■ **What you will do**: Images must not appear in your copy; reproduce every other part of the records exactly.

■ **Supplied information**:
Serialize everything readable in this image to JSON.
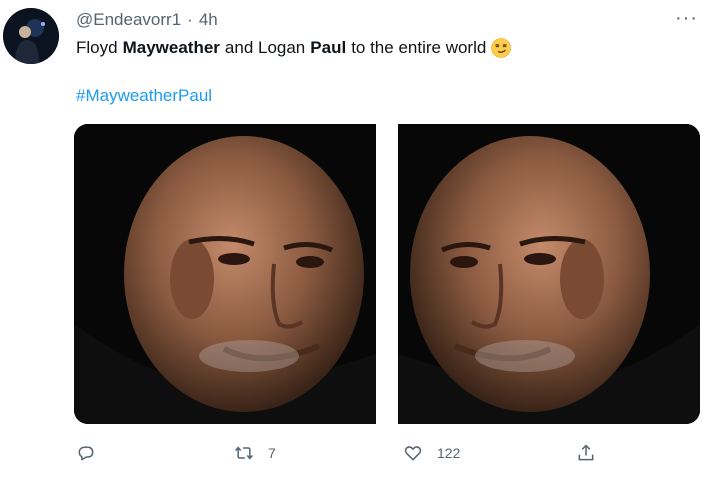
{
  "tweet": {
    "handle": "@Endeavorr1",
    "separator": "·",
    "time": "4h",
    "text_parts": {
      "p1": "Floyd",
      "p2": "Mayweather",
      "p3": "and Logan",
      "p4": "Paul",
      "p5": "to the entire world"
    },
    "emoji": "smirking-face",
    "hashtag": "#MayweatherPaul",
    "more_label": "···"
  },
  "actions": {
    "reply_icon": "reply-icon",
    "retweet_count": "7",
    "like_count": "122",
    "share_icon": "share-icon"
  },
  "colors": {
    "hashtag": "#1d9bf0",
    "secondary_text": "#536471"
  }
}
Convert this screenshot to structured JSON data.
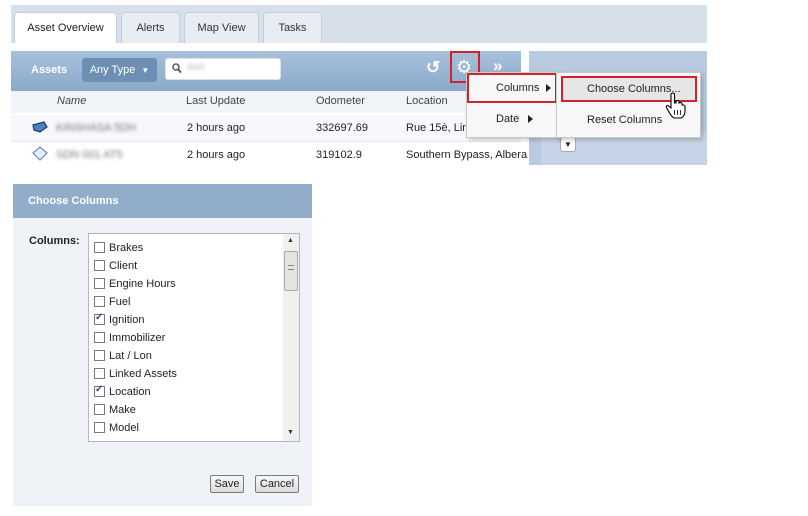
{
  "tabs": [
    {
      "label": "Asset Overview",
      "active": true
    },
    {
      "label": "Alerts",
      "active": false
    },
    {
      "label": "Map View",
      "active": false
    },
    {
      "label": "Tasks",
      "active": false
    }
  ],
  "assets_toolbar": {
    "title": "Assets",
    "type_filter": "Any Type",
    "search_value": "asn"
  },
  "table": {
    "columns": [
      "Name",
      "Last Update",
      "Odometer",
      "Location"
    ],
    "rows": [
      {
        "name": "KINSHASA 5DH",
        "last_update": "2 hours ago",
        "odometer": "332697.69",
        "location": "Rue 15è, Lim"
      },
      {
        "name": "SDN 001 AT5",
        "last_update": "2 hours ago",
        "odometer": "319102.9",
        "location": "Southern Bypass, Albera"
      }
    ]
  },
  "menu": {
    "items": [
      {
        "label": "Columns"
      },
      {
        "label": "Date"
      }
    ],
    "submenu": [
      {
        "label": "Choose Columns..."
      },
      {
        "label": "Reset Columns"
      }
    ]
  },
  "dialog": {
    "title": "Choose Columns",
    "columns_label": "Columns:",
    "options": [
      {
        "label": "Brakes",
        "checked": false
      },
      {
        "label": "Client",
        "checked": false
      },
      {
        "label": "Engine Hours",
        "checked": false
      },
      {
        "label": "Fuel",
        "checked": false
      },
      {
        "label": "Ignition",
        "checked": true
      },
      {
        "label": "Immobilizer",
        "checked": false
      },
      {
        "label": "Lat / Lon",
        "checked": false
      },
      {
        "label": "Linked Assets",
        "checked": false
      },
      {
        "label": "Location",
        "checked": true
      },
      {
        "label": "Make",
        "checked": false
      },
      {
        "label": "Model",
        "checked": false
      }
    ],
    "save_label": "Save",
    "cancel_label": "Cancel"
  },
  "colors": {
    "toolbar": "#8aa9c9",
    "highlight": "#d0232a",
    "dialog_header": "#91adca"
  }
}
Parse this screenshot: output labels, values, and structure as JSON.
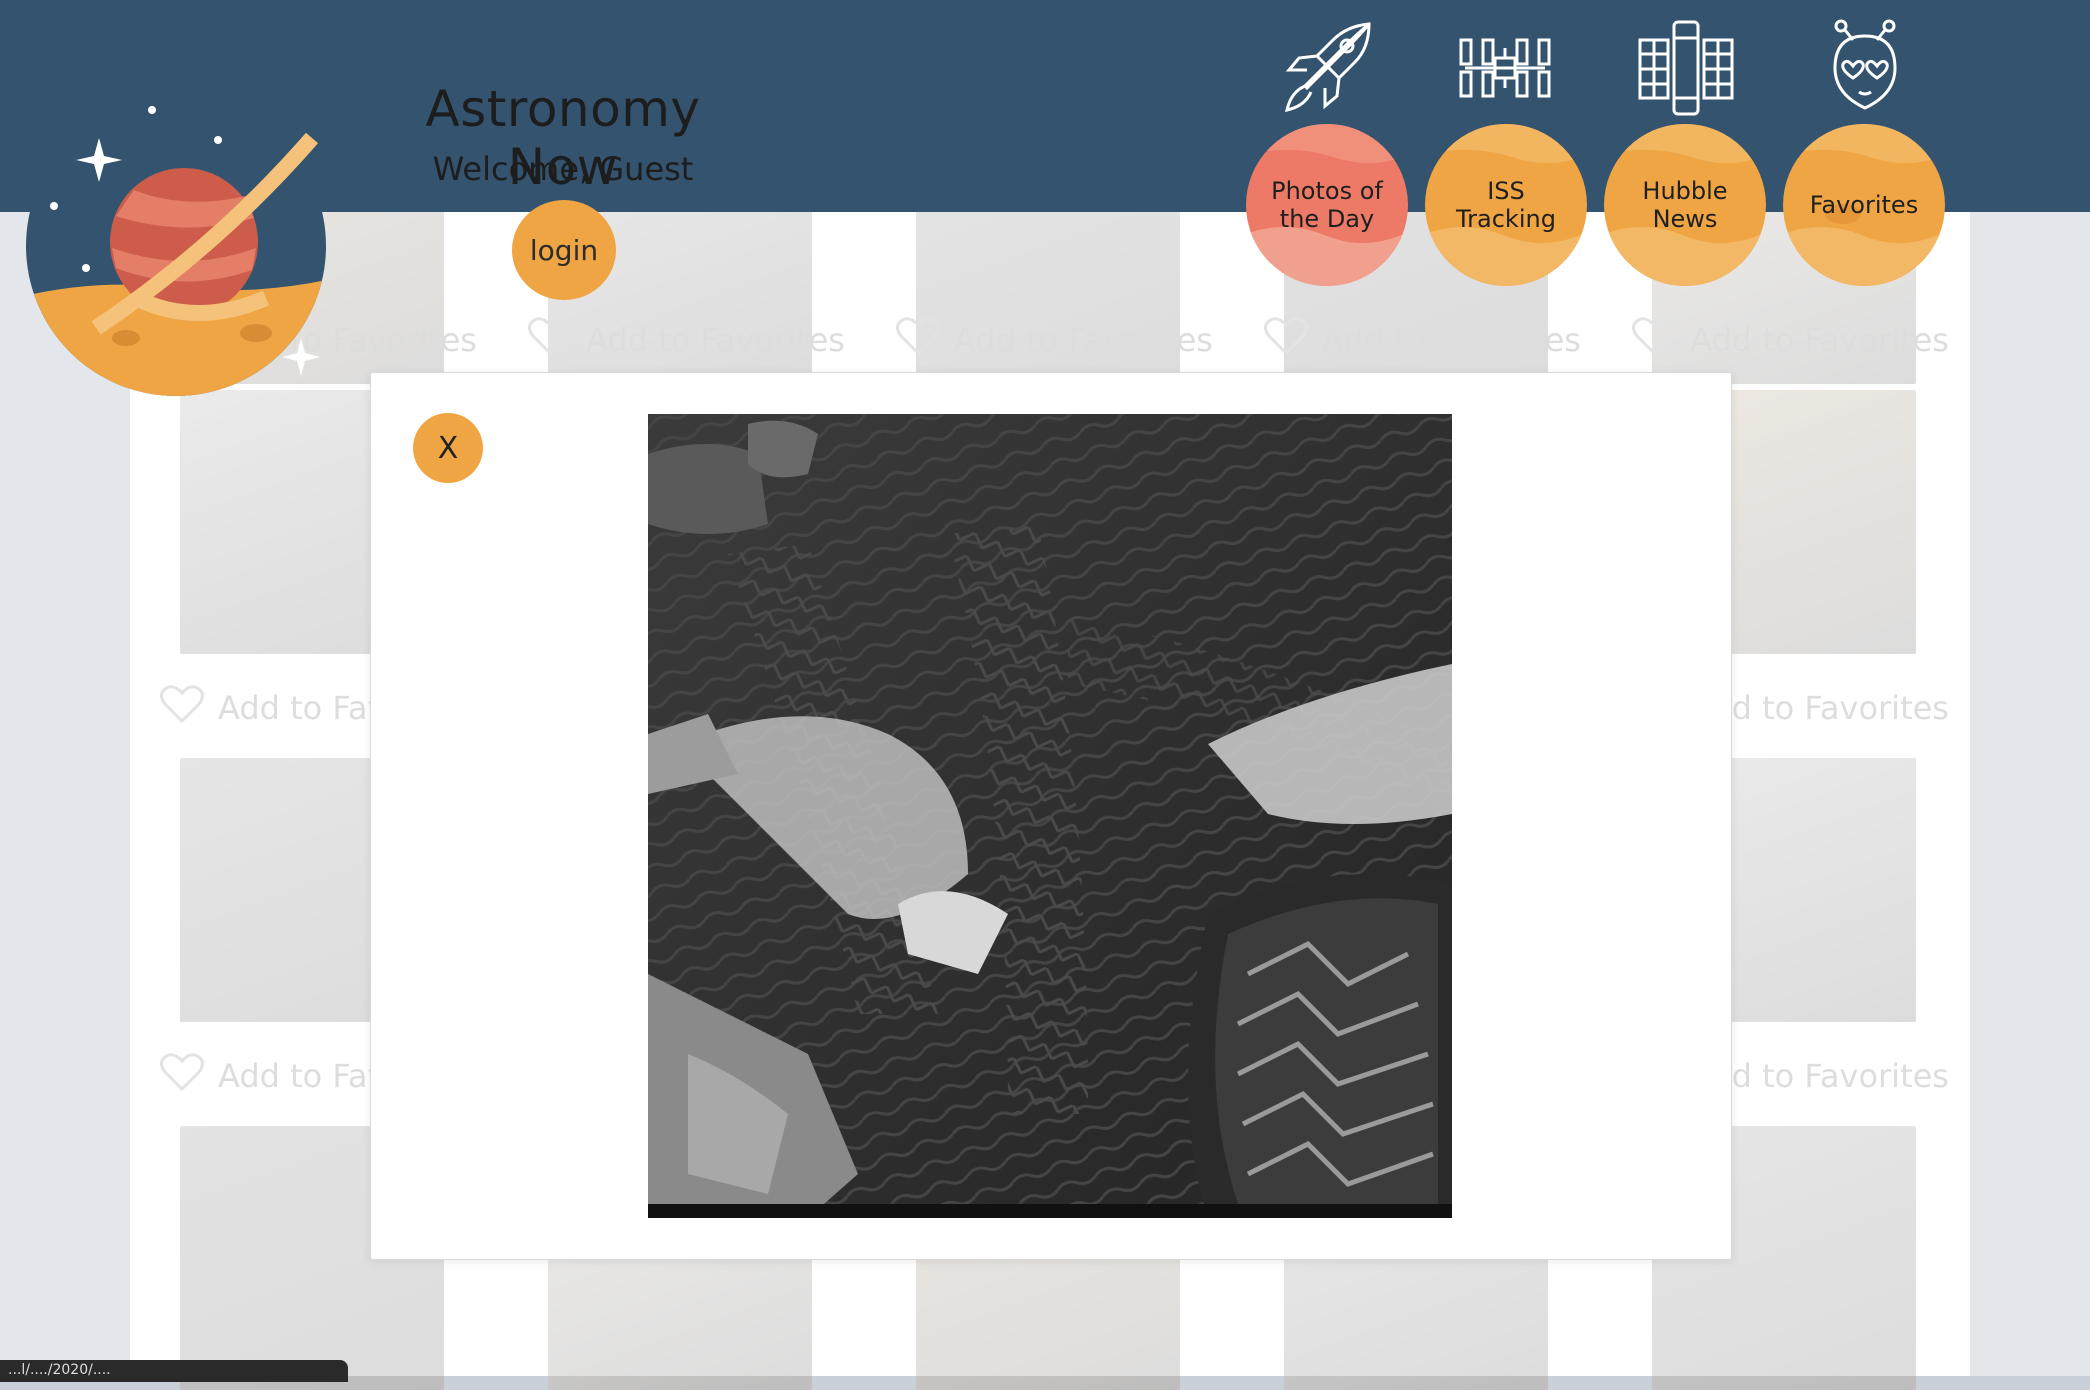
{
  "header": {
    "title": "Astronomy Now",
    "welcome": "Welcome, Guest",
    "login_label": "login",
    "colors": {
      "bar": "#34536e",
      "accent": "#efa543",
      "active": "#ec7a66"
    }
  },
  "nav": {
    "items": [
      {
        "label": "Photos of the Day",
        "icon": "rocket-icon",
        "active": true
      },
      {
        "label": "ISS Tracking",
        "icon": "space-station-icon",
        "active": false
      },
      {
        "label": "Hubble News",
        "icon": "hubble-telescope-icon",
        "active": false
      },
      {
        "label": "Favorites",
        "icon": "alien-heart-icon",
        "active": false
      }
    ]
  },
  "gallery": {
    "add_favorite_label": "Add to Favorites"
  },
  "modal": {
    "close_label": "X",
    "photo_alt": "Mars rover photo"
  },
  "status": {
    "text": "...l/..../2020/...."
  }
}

■ **Task output**:
Serialize everything readable in this image to JSON.
{
  "tweet": {
    "handle": "@Endeavorr1",
    "separator": "·",
    "time": "4h",
    "text_parts": {
      "p1": "Floyd",
      "p2": "Mayweather",
      "p3": "and Logan",
      "p4": "Paul",
      "p5": "to the entire world"
    },
    "emoji": "smirking-face",
    "hashtag": "#MayweatherPaul",
    "more_label": "···"
  },
  "actions": {
    "reply_icon": "reply-icon",
    "retweet_count": "7",
    "like_count": "122",
    "share_icon": "share-icon"
  },
  "colors": {
    "hashtag": "#1d9bf0",
    "secondary_text": "#536471"
  }
}
Convert this screenshot to structured JSON data.
{
  "tabs": [
    {
      "label": "Asset Overview",
      "active": true
    },
    {
      "label": "Alerts",
      "active": false
    },
    {
      "label": "Map View",
      "active": false
    },
    {
      "label": "Tasks",
      "active": false
    }
  ],
  "assets_toolbar": {
    "title": "Assets",
    "type_filter": "Any Type",
    "search_value": "asn"
  },
  "table": {
    "columns": [
      "Name",
      "Last Update",
      "Odometer",
      "Location"
    ],
    "rows": [
      {
        "name": "KINSHASA 5DH",
        "last_update": "2 hours ago",
        "odometer": "332697.69",
        "location": "Rue 15è, Lim"
      },
      {
        "name": "SDN 001 AT5",
        "last_update": "2 hours ago",
        "odometer": "319102.9",
        "location": "Southern Bypass, Albera"
      }
    ]
  },
  "menu": {
    "items": [
      {
        "label": "Columns"
      },
      {
        "label": "Date"
      }
    ],
    "submenu": [
      {
        "label": "Choose Columns..."
      },
      {
        "label": "Reset Columns"
      }
    ]
  },
  "dialog": {
    "title": "Choose Columns",
    "columns_label": "Columns:",
    "options": [
      {
        "label": "Brakes",
        "checked": false
      },
      {
        "label": "Client",
        "checked": false
      },
      {
        "label": "Engine Hours",
        "checked": false
      },
      {
        "label": "Fuel",
        "checked": false
      },
      {
        "label": "Ignition",
        "checked": true
      },
      {
        "label": "Immobilizer",
        "checked": false
      },
      {
        "label": "Lat / Lon",
        "checked": false
      },
      {
        "label": "Linked Assets",
        "checked": false
      },
      {
        "label": "Location",
        "checked": true
      },
      {
        "label": "Make",
        "checked": false
      },
      {
        "label": "Model",
        "checked": false
      }
    ],
    "save_label": "Save",
    "cancel_label": "Cancel"
  },
  "colors": {
    "toolbar": "#8aa9c9",
    "highlight": "#d0232a",
    "dialog_header": "#91adca"
  }
}
Parse this screenshot: output labels, values, and structure as JSON.
{
  "header": {
    "title": "Astronomy Now",
    "welcome": "Welcome, Guest",
    "login_label": "login",
    "colors": {
      "bar": "#34536e",
      "accent": "#efa543",
      "active": "#ec7a66"
    }
  },
  "nav": {
    "items": [
      {
        "label": "Photos of the Day",
        "icon": "rocket-icon",
        "active": true
      },
      {
        "label": "ISS Tracking",
        "icon": "space-station-icon",
        "active": false
      },
      {
        "label": "Hubble News",
        "icon": "hubble-telescope-icon",
        "active": false
      },
      {
        "label": "Favorites",
        "icon": "alien-heart-icon",
        "active": false
      }
    ]
  },
  "gallery": {
    "add_favorite_label": "Add to Favorites"
  },
  "modal": {
    "close_label": "X",
    "photo_alt": "Mars rover photo"
  },
  "status": {
    "text": "...l/..../2020/...."
  }
}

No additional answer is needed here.